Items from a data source
+-------+
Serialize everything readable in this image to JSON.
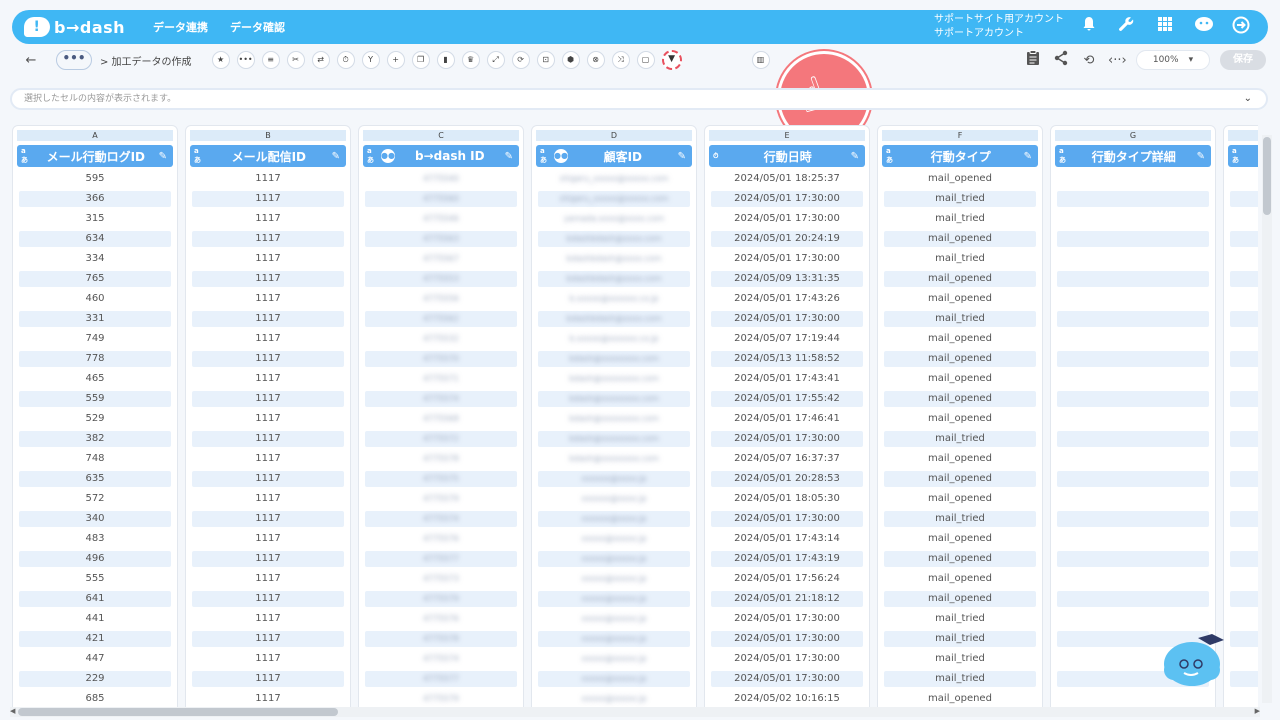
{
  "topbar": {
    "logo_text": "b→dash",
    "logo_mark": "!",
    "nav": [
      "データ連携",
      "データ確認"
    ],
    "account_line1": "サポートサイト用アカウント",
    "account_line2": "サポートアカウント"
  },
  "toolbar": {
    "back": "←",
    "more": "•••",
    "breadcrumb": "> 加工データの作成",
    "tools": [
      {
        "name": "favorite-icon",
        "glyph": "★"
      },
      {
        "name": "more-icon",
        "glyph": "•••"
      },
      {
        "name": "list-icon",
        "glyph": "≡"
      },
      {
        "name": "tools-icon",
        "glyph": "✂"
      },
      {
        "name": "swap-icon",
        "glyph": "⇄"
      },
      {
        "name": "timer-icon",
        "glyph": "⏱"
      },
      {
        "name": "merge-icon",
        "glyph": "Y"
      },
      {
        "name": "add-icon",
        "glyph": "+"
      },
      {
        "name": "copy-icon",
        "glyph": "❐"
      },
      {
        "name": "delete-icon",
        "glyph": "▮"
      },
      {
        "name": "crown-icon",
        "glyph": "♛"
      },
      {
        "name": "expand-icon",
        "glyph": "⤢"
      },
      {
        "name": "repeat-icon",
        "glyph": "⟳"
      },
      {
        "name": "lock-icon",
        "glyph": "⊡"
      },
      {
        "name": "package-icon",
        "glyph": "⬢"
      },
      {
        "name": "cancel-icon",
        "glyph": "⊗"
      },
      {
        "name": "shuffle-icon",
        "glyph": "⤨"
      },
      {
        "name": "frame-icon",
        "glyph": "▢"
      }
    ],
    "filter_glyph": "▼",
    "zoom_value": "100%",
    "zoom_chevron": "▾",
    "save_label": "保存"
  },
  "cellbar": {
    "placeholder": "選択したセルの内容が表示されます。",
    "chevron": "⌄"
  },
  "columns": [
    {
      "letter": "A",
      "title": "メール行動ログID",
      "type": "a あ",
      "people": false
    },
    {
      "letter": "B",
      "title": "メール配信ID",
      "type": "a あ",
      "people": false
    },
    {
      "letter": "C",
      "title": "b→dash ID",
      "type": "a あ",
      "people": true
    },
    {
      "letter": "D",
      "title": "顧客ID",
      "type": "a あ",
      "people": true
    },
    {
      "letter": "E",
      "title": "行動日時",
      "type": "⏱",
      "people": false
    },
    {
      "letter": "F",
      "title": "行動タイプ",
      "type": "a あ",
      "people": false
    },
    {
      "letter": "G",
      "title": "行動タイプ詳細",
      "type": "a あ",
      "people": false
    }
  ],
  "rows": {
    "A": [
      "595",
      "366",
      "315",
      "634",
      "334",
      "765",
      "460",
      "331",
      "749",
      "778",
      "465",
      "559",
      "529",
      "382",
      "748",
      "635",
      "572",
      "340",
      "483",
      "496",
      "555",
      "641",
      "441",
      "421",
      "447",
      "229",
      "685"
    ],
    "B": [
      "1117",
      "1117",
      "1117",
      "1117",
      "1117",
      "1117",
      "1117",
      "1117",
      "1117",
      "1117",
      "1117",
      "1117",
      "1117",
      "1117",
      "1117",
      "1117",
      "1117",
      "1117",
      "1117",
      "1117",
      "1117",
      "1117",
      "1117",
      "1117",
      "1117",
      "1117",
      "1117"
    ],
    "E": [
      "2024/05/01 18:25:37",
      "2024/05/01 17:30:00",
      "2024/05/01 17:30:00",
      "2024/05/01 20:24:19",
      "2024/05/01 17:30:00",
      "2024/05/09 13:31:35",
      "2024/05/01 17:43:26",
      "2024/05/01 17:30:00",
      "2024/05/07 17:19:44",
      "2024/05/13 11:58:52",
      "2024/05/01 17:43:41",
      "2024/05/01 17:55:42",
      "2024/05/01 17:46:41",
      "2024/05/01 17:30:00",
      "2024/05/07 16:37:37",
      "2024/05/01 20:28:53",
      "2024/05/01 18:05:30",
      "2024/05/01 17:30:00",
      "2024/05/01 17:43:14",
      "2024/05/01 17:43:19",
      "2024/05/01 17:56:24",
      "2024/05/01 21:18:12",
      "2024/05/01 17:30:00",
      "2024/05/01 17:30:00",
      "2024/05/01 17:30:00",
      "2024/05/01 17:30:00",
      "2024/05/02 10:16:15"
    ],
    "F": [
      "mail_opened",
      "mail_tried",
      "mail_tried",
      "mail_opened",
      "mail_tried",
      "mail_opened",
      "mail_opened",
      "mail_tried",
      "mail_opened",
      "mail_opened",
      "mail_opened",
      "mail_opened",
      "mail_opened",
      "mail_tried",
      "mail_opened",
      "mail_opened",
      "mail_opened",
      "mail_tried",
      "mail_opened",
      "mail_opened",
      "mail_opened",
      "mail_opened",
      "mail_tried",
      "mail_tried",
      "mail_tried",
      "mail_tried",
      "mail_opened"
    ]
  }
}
+-------+
▸ TASK
From the data above, work out how many lines hold "title". Answer with the number alone.

▸ FINAL RESULT
7